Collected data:

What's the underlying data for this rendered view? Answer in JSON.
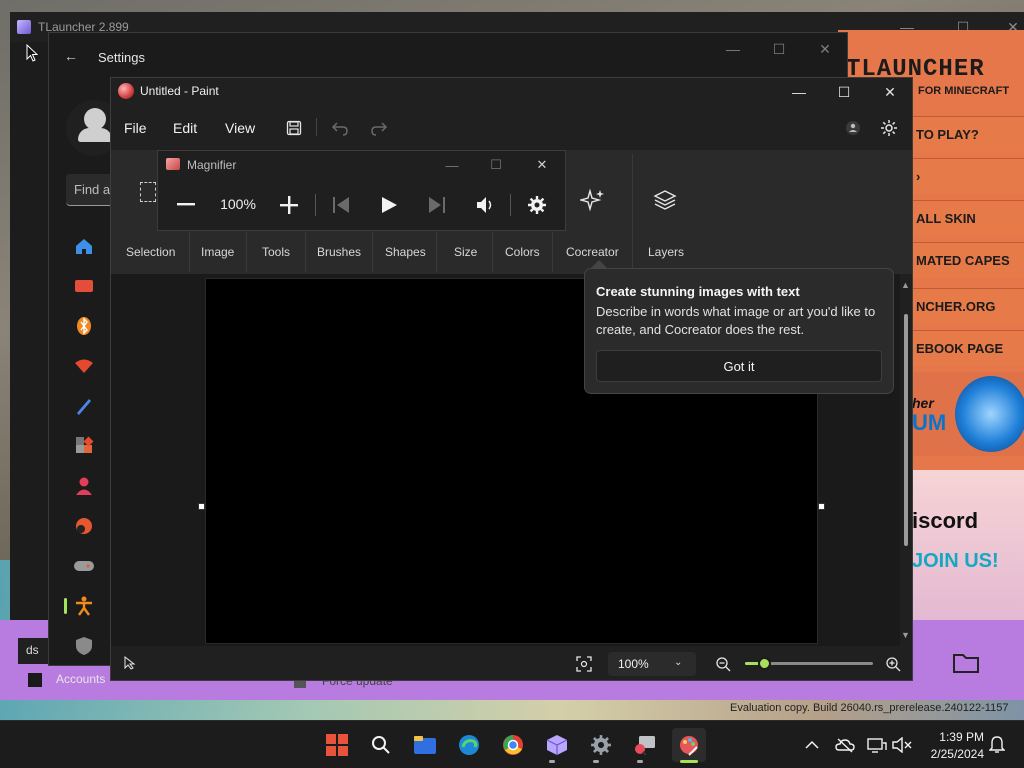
{
  "colors": {
    "accent_green": "#a9e05a",
    "paint_bg": "#202020",
    "tlauncher_orange": "#e67a48"
  },
  "tlauncher": {
    "title": "TLauncher 2.899",
    "logo": "TLAUNCHER",
    "logo_sub": "FOR MINECRAFT",
    "menu": [
      "TO PLAY?",
      "",
      "ALL SKIN",
      "MATED CAPES",
      "NCHER.ORG",
      "EBOOK PAGE"
    ],
    "forum_small": "her",
    "forum_big": "UM",
    "discord": "iscord",
    "join": "JOIN US!",
    "bottom_left": "ds",
    "bottom_mid": "Force update"
  },
  "settings": {
    "title": "Settings",
    "find_placeholder": "Find a",
    "accounts": "Accounts",
    "nav_icons": [
      "home-icon",
      "system-icon",
      "bluetooth-icon",
      "network-icon",
      "personalization-icon",
      "apps-icon",
      "accounts-icon",
      "time-language-icon",
      "gaming-icon",
      "accessibility-icon",
      "privacy-security-icon"
    ]
  },
  "paint": {
    "title": "Untitled - Paint",
    "menu": {
      "file": "File",
      "edit": "Edit",
      "view": "View"
    },
    "ribbon": {
      "selection": "Selection",
      "image": "Image",
      "tools": "Tools",
      "brushes": "Brushes",
      "shapes": "Shapes",
      "size": "Size",
      "colors": "Colors",
      "cocreator": "Cocreator",
      "layers": "Layers"
    },
    "zoom": "100%",
    "zoom_slider_fraction": 0.1
  },
  "magnifier": {
    "title": "Magnifier",
    "zoom": "100%"
  },
  "cocreator_tip": {
    "title": "Create stunning images with text",
    "description": "Describe in words what image or art you'd like to create, and Cocreator does the rest.",
    "button": "Got it"
  },
  "watermark": "Evaluation copy. Build 26040.rs_prerelease.240122-1157",
  "taskbar": {
    "apps": [
      "start-icon",
      "search-icon",
      "file-explorer-icon",
      "edge-icon",
      "chrome-icon",
      "tlauncher-icon",
      "settings-icon",
      "magnifier-icon",
      "paint-icon"
    ],
    "time": "1:39 PM",
    "date": "2/25/2024"
  }
}
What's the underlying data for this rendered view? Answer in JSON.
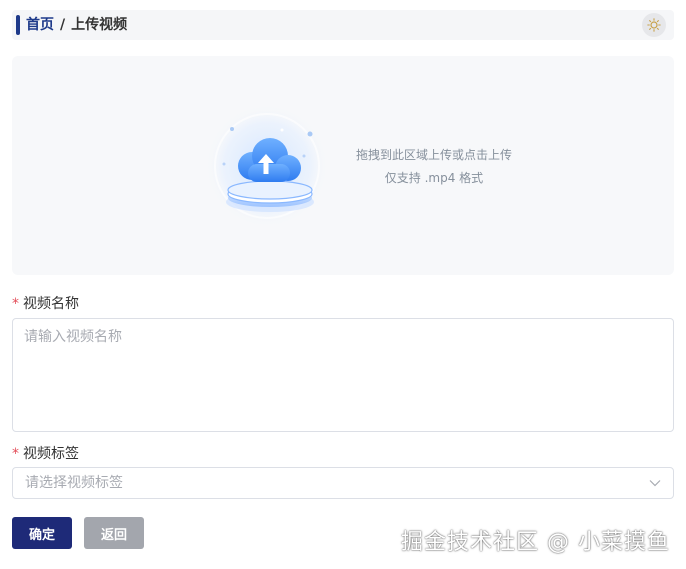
{
  "breadcrumb": {
    "home": "首页",
    "separator": "/",
    "current": "上传视频"
  },
  "header": {
    "theme_toggle_icon": "sun-icon"
  },
  "upload": {
    "icon": "cloud-upload-icon",
    "line1": "拖拽到此区域上传或点击上传",
    "line2": "仅支持 .mp4 格式"
  },
  "form": {
    "required_mark": "*",
    "name_label": "视频名称",
    "name_placeholder": "请输入视频名称",
    "tag_label": "视频标签",
    "tag_placeholder": "请选择视频标签"
  },
  "buttons": {
    "confirm": "确定",
    "back": "返回"
  },
  "watermark": "掘金技术社区 @ 小菜摸鱼",
  "colors": {
    "accent": "#1e3a8a",
    "confirm_button": "#1e2a78",
    "back_button": "#a3a6ad",
    "required": "#e34d59"
  }
}
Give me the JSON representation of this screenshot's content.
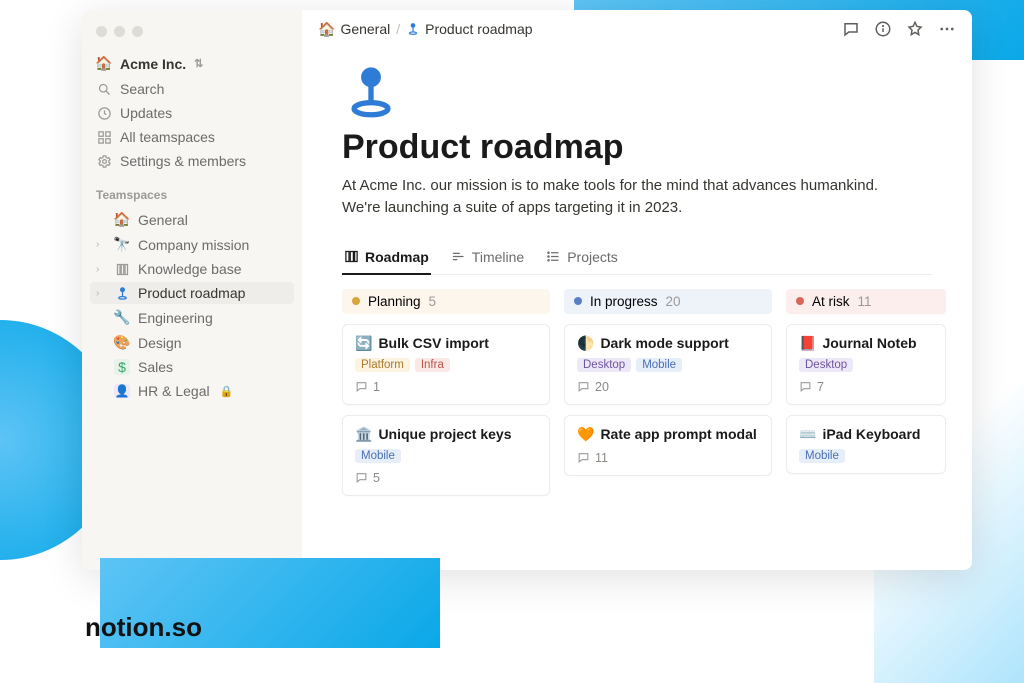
{
  "brand": "notion.so",
  "workspace": {
    "name": "Acme Inc."
  },
  "nav": {
    "search": "Search",
    "updates": "Updates",
    "teamspaces": "All teamspaces",
    "settings": "Settings & members"
  },
  "section_label": "Teamspaces",
  "sidebar": {
    "items": [
      {
        "label": "General"
      },
      {
        "label": "Company mission"
      },
      {
        "label": "Knowledge base"
      },
      {
        "label": "Product roadmap"
      },
      {
        "label": "Engineering"
      },
      {
        "label": "Design"
      },
      {
        "label": "Sales"
      },
      {
        "label": "HR & Legal"
      }
    ]
  },
  "breadcrumb": {
    "parent": "General",
    "current": "Product roadmap"
  },
  "page": {
    "title": "Product roadmap",
    "description": "At Acme Inc. our mission is to make tools for the mind that advances humankind. We're launching a suite of apps targeting it in 2023."
  },
  "tabs": [
    {
      "label": "Roadmap"
    },
    {
      "label": "Timeline"
    },
    {
      "label": "Projects"
    }
  ],
  "board": {
    "columns": [
      {
        "name": "Planning",
        "count": "5",
        "cards": [
          {
            "icon": "🔄",
            "title": "Bulk CSV import",
            "tags": [
              "Platform",
              "Infra"
            ],
            "comments": "1"
          },
          {
            "icon": "🏛️",
            "title": "Unique project keys",
            "tags": [
              "Mobile"
            ],
            "comments": "5"
          }
        ]
      },
      {
        "name": "In progress",
        "count": "20",
        "cards": [
          {
            "icon": "🌓",
            "title": "Dark mode support",
            "tags": [
              "Desktop",
              "Mobile"
            ],
            "comments": "20"
          },
          {
            "icon": "🧡",
            "title": "Rate app prompt modal",
            "tags": [],
            "comments": "11"
          }
        ]
      },
      {
        "name": "At risk",
        "count": "11",
        "cards": [
          {
            "icon": "📕",
            "title": "Journal Noteb",
            "tags": [
              "Desktop"
            ],
            "comments": "7"
          },
          {
            "icon": "⌨️",
            "title": "iPad Keyboard",
            "tags": [
              "Mobile"
            ],
            "comments": ""
          }
        ]
      }
    ]
  }
}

YOUR TASK:
Among the lines above, determine how many hold the word "current"; report the figure alone.

PROBLEM SOLUTION:
2